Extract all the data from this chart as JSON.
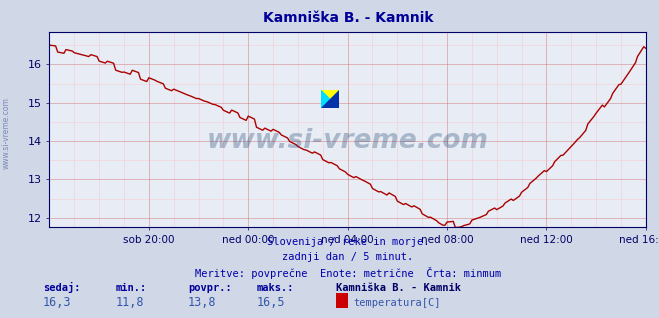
{
  "title": "Kamniška B. - Kamnik",
  "title_color": "#000099",
  "bg_color": "#d0d8e8",
  "plot_bg_color": "#e8edf5",
  "line_color": "#aa0000",
  "line_width": 1.0,
  "ylabel_color": "#000066",
  "xlabel_color": "#000066",
  "ylim": [
    11.75,
    16.85
  ],
  "yticks": [
    12,
    13,
    14,
    15,
    16
  ],
  "x_labels": [
    "sob 20:00",
    "ned 00:00",
    "ned 04:00",
    "ned 08:00",
    "ned 12:00",
    "ned 16:00"
  ],
  "footer_line1": "Slovenija / reke in morje.",
  "footer_line2": "zadnji dan / 5 minut.",
  "footer_line3": "Meritve: povprečne  Enote: metrične  Črta: minmum",
  "footer_color": "#0000aa",
  "stat_label_color": "#000099",
  "stat_value_color": "#3355aa",
  "legend_title_color": "#000066",
  "legend_label": "temperatura[C]",
  "legend_rect_color": "#cc0000",
  "watermark": "www.si-vreme.com",
  "watermark_color": "#1a3a6a",
  "sidebar_text": "www.si-vreme.com",
  "sedaj": "16,3",
  "min_val": "11,8",
  "povpr": "13,8",
  "maks": "16,5",
  "n_points": 289,
  "x_tick_positions": [
    48,
    96,
    144,
    192,
    240,
    288
  ]
}
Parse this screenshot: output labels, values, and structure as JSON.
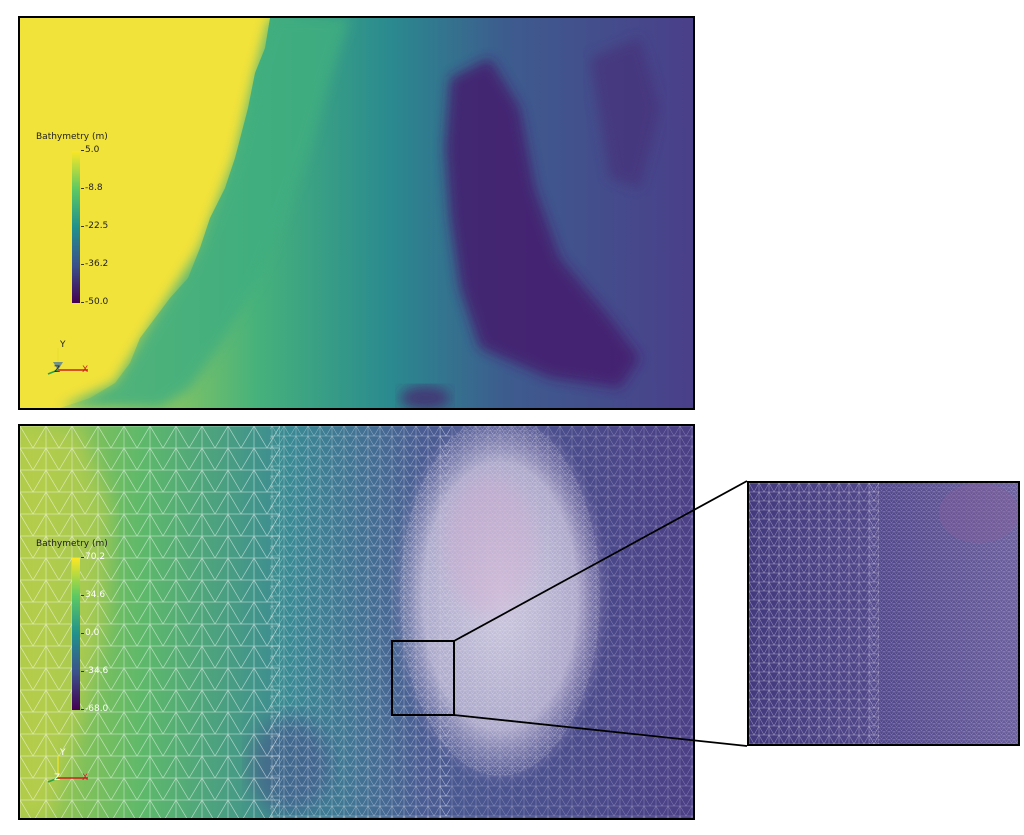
{
  "top_panel": {
    "colorbar": {
      "title": "Bathymetry (m)",
      "ticks": [
        "5.0",
        "-8.8",
        "-22.5",
        "-36.2",
        "-50.0"
      ],
      "colormap": [
        "#fde725",
        "#5ec962",
        "#21918c",
        "#3b528b",
        "#440154"
      ]
    },
    "axes": {
      "y": "Y",
      "z": "Z",
      "x": "X"
    }
  },
  "bottom_panel": {
    "colorbar": {
      "title": "Bathymetry (m)",
      "ticks": [
        "70.2",
        "34.6",
        "0.0",
        "-34.6",
        "-68.0"
      ],
      "colormap": [
        "#fde725",
        "#5ec962",
        "#21918c",
        "#3b528b",
        "#440154"
      ]
    },
    "axes": {
      "y": "Y",
      "z": "Z",
      "x": "X"
    }
  },
  "colors": {
    "land": "#f2e33a",
    "deep": "#481e70",
    "mesh_line": "#ffffff",
    "dense_region": "#c8c4dc",
    "frame": "#000000"
  }
}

------------------------------------------------------------------------

:: SHORT EXERCISE ::
Take the listing above and restate it word for word, without its pictures.

:: REPLY TO THE EXERCISE ::
Extract all the data from this chart as JSON.
{
  "title": "Kamniška B. - Kamnik",
  "title_color": "#000099",
  "bg_color": "#d0d8e8",
  "plot_bg_color": "#e8edf5",
  "line_color": "#aa0000",
  "line_width": 1.0,
  "ylabel_color": "#000066",
  "xlabel_color": "#000066",
  "ylim": [
    11.75,
    16.85
  ],
  "yticks": [
    12,
    13,
    14,
    15,
    16
  ],
  "x_labels": [
    "sob 20:00",
    "ned 00:00",
    "ned 04:00",
    "ned 08:00",
    "ned 12:00",
    "ned 16:00"
  ],
  "footer_line1": "Slovenija / reke in morje.",
  "footer_line2": "zadnji dan / 5 minut.",
  "footer_line3": "Meritve: povprečne  Enote: metrične  Črta: minmum",
  "footer_color": "#0000aa",
  "stat_label_color": "#000099",
  "stat_value_color": "#3355aa",
  "legend_title_color": "#000066",
  "legend_label": "temperatura[C]",
  "legend_rect_color": "#cc0000",
  "watermark": "www.si-vreme.com",
  "watermark_color": "#1a3a6a",
  "sidebar_text": "www.si-vreme.com",
  "sedaj": "16,3",
  "min_val": "11,8",
  "povpr": "13,8",
  "maks": "16,5",
  "n_points": 289,
  "x_tick_positions": [
    48,
    96,
    144,
    192,
    240,
    288
  ]
}
Parse this screenshot: output labels, values, and structure as JSON.
{
  "top_panel": {
    "colorbar": {
      "title": "Bathymetry (m)",
      "ticks": [
        "5.0",
        "-8.8",
        "-22.5",
        "-36.2",
        "-50.0"
      ],
      "colormap": [
        "#fde725",
        "#5ec962",
        "#21918c",
        "#3b528b",
        "#440154"
      ]
    },
    "axes": {
      "y": "Y",
      "z": "Z",
      "x": "X"
    }
  },
  "bottom_panel": {
    "colorbar": {
      "title": "Bathymetry (m)",
      "ticks": [
        "70.2",
        "34.6",
        "0.0",
        "-34.6",
        "-68.0"
      ],
      "colormap": [
        "#fde725",
        "#5ec962",
        "#21918c",
        "#3b528b",
        "#440154"
      ]
    },
    "axes": {
      "y": "Y",
      "z": "Z",
      "x": "X"
    }
  },
  "colors": {
    "land": "#f2e33a",
    "deep": "#481e70",
    "mesh_line": "#ffffff",
    "dense_region": "#c8c4dc",
    "frame": "#000000"
  }
}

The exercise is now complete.